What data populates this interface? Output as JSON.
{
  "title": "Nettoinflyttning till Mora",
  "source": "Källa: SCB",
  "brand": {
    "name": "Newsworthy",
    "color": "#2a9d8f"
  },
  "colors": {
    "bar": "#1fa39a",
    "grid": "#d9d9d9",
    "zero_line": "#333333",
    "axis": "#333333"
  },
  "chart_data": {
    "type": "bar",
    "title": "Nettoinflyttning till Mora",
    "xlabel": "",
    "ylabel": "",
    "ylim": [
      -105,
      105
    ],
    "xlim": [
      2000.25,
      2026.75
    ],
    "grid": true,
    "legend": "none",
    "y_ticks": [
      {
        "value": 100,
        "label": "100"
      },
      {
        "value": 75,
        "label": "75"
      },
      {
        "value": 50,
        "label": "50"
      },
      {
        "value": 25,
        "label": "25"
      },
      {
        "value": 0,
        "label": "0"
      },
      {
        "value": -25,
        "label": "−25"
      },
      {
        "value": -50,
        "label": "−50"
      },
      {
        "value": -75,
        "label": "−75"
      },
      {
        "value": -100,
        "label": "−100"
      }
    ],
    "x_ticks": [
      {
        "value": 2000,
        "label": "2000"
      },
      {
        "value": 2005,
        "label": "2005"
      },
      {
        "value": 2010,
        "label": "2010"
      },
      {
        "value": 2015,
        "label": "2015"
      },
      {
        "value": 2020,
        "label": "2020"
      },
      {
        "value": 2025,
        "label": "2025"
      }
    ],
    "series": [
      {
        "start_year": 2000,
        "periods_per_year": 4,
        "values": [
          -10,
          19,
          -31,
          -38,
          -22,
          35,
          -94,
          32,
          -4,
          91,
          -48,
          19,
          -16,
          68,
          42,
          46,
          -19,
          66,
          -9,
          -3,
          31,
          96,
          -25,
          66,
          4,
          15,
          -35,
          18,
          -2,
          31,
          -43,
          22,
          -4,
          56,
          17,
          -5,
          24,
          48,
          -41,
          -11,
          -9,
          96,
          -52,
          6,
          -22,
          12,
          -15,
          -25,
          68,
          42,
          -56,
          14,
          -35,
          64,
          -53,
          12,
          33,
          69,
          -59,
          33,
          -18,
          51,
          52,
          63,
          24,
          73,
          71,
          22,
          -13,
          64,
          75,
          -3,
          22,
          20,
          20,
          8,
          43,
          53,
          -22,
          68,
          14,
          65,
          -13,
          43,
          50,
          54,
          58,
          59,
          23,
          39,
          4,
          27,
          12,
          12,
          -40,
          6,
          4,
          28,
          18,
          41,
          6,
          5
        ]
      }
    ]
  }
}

****************************************

■ Short problem: Copy every line verbatim.

■ In response:
What data populates this interface? Output as JSON.
{
  "title": "Nettoinflyttning till Mora",
  "source": "Källa: SCB",
  "brand": {
    "name": "Newsworthy",
    "color": "#2a9d8f"
  },
  "colors": {
    "bar": "#1fa39a",
    "grid": "#d9d9d9",
    "zero_line": "#333333",
    "axis": "#333333"
  },
  "chart_data": {
    "type": "bar",
    "title": "Nettoinflyttning till Mora",
    "xlabel": "",
    "ylabel": "",
    "ylim": [
      -105,
      105
    ],
    "xlim": [
      2000.25,
      2026.75
    ],
    "grid": true,
    "legend": "none",
    "y_ticks": [
      {
        "value": 100,
        "label": "100"
      },
      {
        "value": 75,
        "label": "75"
      },
      {
        "value": 50,
        "label": "50"
      },
      {
        "value": 25,
        "label": "25"
      },
      {
        "value": 0,
        "label": "0"
      },
      {
        "value": -25,
        "label": "−25"
      },
      {
        "value": -50,
        "label": "−50"
      },
      {
        "value": -75,
        "label": "−75"
      },
      {
        "value": -100,
        "label": "−100"
      }
    ],
    "x_ticks": [
      {
        "value": 2000,
        "label": "2000"
      },
      {
        "value": 2005,
        "label": "2005"
      },
      {
        "value": 2010,
        "label": "2010"
      },
      {
        "value": 2015,
        "label": "2015"
      },
      {
        "value": 2020,
        "label": "2020"
      },
      {
        "value": 2025,
        "label": "2025"
      }
    ],
    "series": [
      {
        "start_year": 2000,
        "periods_per_year": 4,
        "values": [
          -10,
          19,
          -31,
          -38,
          -22,
          35,
          -94,
          32,
          -4,
          91,
          -48,
          19,
          -16,
          68,
          42,
          46,
          -19,
          66,
          -9,
          -3,
          31,
          96,
          -25,
          66,
          4,
          15,
          -35,
          18,
          -2,
          31,
          -43,
          22,
          -4,
          56,
          17,
          -5,
          24,
          48,
          -41,
          -11,
          -9,
          96,
          -52,
          6,
          -22,
          12,
          -15,
          -25,
          68,
          42,
          -56,
          14,
          -35,
          64,
          -53,
          12,
          33,
          69,
          -59,
          33,
          -18,
          51,
          52,
          63,
          24,
          73,
          71,
          22,
          -13,
          64,
          75,
          -3,
          22,
          20,
          20,
          8,
          43,
          53,
          -22,
          68,
          14,
          65,
          -13,
          43,
          50,
          54,
          58,
          59,
          23,
          39,
          4,
          27,
          12,
          12,
          -40,
          6,
          4,
          28,
          18,
          41,
          6,
          5
        ]
      }
    ]
  }
}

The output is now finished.